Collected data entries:
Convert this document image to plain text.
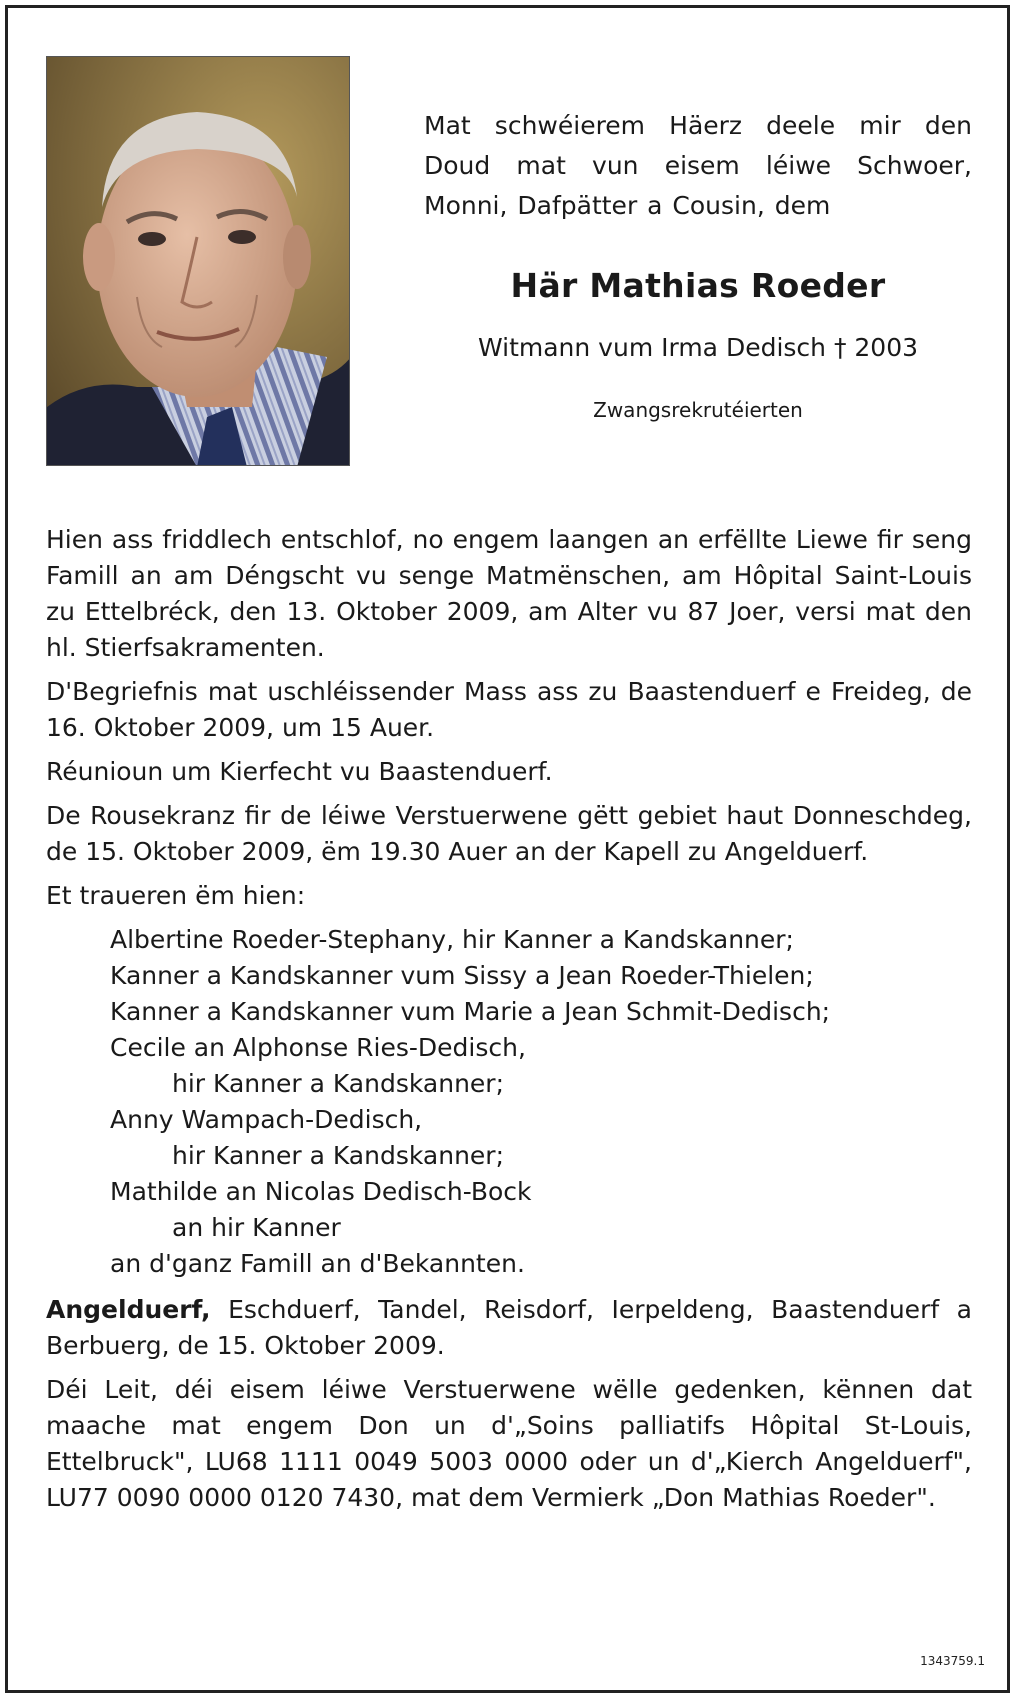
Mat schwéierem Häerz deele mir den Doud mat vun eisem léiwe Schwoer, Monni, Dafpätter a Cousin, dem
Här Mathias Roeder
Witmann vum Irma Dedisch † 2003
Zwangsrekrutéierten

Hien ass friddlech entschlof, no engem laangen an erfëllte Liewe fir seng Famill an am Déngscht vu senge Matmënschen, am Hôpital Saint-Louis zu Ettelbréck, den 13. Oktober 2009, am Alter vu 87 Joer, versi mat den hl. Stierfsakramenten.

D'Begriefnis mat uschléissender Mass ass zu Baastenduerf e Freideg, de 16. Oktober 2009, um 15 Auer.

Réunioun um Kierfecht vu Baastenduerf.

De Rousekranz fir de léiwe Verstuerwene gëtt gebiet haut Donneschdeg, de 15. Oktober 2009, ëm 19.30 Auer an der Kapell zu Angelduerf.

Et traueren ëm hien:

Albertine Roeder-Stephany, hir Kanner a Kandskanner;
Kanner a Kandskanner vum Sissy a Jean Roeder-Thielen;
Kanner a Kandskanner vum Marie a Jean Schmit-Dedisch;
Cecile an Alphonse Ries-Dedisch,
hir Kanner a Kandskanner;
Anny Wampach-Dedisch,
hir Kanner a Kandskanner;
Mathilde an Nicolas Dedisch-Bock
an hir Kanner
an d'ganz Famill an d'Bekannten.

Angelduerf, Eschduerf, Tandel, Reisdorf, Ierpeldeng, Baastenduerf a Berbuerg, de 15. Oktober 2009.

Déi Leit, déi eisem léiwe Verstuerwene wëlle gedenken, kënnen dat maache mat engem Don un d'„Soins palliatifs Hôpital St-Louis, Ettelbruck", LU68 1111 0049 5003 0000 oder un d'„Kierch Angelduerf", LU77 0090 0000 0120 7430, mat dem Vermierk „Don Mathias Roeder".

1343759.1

▶ _Job_:
Strip out the images, then output the records above word for word.

▶ _The result_:
Convert this document image to plain text.
Mat schwéierem Häerz deele mir den Doud mat vun eisem léiwe Schwoer, Monni, Dafpätter a Cousin, dem
Här Mathias Roeder
Witmann vum Irma Dedisch † 2003
Zwangsrekrutéierten

Hien ass friddlech entschlof, no engem laangen an erfëllte Liewe fir seng Famill an am Déngscht vu senge Matmënschen, am Hôpital Saint-Louis zu Ettelbréck, den 13. Oktober 2009, am Alter vu 87 Joer, versi mat den hl. Stierfsakramenten.

D'Begriefnis mat uschléissender Mass ass zu Baastenduerf e Freideg, de 16. Oktober 2009, um 15 Auer.

Réunioun um Kierfecht vu Baastenduerf.

De Rousekranz fir de léiwe Verstuerwene gëtt gebiet haut Donneschdeg, de 15. Oktober 2009, ëm 19.30 Auer an der Kapell zu Angelduerf.

Et traueren ëm hien:

Albertine Roeder-Stephany, hir Kanner a Kandskanner;
Kanner a Kandskanner vum Sissy a Jean Roeder-Thielen;
Kanner a Kandskanner vum Marie a Jean Schmit-Dedisch;
Cecile an Alphonse Ries-Dedisch,
hir Kanner a Kandskanner;
Anny Wampach-Dedisch,
hir Kanner a Kandskanner;
Mathilde an Nicolas Dedisch-Bock
an hir Kanner
an d'ganz Famill an d'Bekannten.

Angelduerf, Eschduerf, Tandel, Reisdorf, Ierpeldeng, Baastenduerf a Berbuerg, de 15. Oktober 2009.

Déi Leit, déi eisem léiwe Verstuerwene wëlle gedenken, kënnen dat maache mat engem Don un d'„Soins palliatifs Hôpital St-Louis, Ettelbruck", LU68 1111 0049 5003 0000 oder un d'„Kierch Angelduerf", LU77 0090 0000 0120 7430, mat dem Vermierk „Don Mathias Roeder".

1343759.1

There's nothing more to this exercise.